**Do this:**
Locate and copy each line in the data that contains the word "Dünya".

**Data shown:**
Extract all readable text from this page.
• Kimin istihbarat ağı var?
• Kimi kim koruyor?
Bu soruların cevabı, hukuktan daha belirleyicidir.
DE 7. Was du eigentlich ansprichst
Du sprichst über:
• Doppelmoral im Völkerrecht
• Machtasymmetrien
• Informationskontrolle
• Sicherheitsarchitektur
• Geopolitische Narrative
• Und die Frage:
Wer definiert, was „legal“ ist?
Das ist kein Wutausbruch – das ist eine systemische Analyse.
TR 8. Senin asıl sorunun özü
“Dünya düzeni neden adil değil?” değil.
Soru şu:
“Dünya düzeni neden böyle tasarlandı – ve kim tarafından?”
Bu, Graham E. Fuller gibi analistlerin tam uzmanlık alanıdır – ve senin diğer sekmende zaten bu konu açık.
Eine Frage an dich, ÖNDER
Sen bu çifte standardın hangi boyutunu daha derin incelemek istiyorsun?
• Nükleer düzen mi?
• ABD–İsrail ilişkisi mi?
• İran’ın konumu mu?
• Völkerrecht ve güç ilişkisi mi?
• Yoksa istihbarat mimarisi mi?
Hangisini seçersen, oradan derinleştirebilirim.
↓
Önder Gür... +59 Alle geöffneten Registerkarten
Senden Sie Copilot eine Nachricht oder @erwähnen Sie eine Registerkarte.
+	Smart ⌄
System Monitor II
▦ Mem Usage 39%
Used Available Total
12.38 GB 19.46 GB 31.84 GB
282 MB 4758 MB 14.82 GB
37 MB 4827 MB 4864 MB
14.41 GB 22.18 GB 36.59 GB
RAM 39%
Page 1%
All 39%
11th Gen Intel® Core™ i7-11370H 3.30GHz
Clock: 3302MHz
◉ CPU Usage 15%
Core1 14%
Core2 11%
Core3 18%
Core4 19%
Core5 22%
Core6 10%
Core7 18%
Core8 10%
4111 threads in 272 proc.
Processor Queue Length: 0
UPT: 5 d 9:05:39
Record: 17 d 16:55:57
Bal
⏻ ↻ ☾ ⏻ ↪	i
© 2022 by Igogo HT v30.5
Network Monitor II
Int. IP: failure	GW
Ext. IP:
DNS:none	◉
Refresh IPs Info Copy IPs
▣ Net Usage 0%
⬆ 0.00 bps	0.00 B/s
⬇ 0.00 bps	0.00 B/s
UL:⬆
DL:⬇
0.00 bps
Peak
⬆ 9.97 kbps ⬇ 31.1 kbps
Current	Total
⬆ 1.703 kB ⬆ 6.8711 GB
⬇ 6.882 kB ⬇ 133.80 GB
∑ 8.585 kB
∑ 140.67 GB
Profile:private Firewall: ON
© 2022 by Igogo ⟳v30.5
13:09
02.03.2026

**Written answer:**
“Dünya düzeni neden adil değil?” değil.
“Dünya düzeni neden böyle tasarlandı – ve kim tarafından?”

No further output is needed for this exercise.